====== MATERIAL TO PROCESS ======

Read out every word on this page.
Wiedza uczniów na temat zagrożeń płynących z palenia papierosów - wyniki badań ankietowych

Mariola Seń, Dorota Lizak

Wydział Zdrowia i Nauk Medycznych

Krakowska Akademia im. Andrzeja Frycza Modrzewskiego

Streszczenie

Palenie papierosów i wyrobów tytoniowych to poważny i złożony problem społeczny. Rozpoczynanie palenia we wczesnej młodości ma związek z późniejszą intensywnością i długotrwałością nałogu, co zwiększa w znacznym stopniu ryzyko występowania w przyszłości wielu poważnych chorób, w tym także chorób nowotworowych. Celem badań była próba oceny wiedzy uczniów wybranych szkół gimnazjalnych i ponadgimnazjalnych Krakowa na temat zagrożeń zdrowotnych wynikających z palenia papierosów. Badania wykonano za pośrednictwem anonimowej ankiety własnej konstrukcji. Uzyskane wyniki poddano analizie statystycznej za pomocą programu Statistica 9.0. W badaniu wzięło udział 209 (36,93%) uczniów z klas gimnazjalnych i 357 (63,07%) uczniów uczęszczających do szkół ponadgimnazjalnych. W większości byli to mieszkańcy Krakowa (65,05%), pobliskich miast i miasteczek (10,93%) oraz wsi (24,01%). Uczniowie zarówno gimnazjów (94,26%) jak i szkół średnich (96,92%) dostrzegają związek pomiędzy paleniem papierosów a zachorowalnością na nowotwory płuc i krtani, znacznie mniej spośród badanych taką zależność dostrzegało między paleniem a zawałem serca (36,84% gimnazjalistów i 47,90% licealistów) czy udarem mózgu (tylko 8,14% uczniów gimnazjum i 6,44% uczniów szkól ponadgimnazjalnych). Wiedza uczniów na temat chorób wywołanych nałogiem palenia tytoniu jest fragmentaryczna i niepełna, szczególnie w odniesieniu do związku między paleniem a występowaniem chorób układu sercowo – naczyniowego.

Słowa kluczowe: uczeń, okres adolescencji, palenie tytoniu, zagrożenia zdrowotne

======

(SHORT EXERCISE): Transcribe every entry verbatim.

(RESULT):
Read out every word on this page.
Wiedza uczniów na temat zagrożeń płynących z palenia papierosów - wyniki badań ankietowych

Mariola Seń, Dorota Lizak

Wydział Zdrowia i Nauk Medycznych

Krakowska Akademia im. Andrzeja Frycza Modrzewskiego

Streszczenie

Palenie papierosów i wyrobów tytoniowych to poważny i złożony problem społeczny. Rozpoczynanie palenia we wczesnej młodości ma związek z późniejszą intensywnością i długotrwałością nałogu, co zwiększa w znacznym stopniu ryzyko występowania w przyszłości wielu poważnych chorób, w tym także chorób nowotworowych. Celem badań była próba oceny wiedzy uczniów wybranych szkół gimnazjalnych i ponadgimnazjalnych Krakowa na temat zagrożeń zdrowotnych wynikających z palenia papierosów. Badania wykonano za pośrednictwem anonimowej ankiety własnej konstrukcji. Uzyskane wyniki poddano analizie statystycznej za pomocą programu Statistica 9.0. W badaniu wzięło udział 209 (36,93%) uczniów z klas gimnazjalnych i 357 (63,07%) uczniów uczęszczających do szkół ponadgimnazjalnych. W większości byli to mieszkańcy Krakowa (65,05%), pobliskich miast i miasteczek (10,93%) oraz wsi (24,01%). Uczniowie zarówno gimnazjów (94,26%) jak i szkół średnich (96,92%) dostrzegają związek pomiędzy paleniem papierosów a zachorowalnością na nowotwory płuc i krtani, znacznie mniej spośród badanych taką zależność dostrzegało między paleniem a zawałem serca (36,84% gimnazjalistów i 47,90% licealistów) czy udarem mózgu (tylko 8,14% uczniów gimnazjum i 6,44% uczniów szkól ponadgimnazjalnych). Wiedza uczniów na temat chorób wywołanych nałogiem palenia tytoniu jest fragmentaryczna i niepełna, szczególnie w odniesieniu do związku między paleniem a występowaniem chorób układu sercowo – naczyniowego.

Słowa kluczowe: uczeń, okres adolescencji, palenie tytoniu, zagrożenia zdrowotne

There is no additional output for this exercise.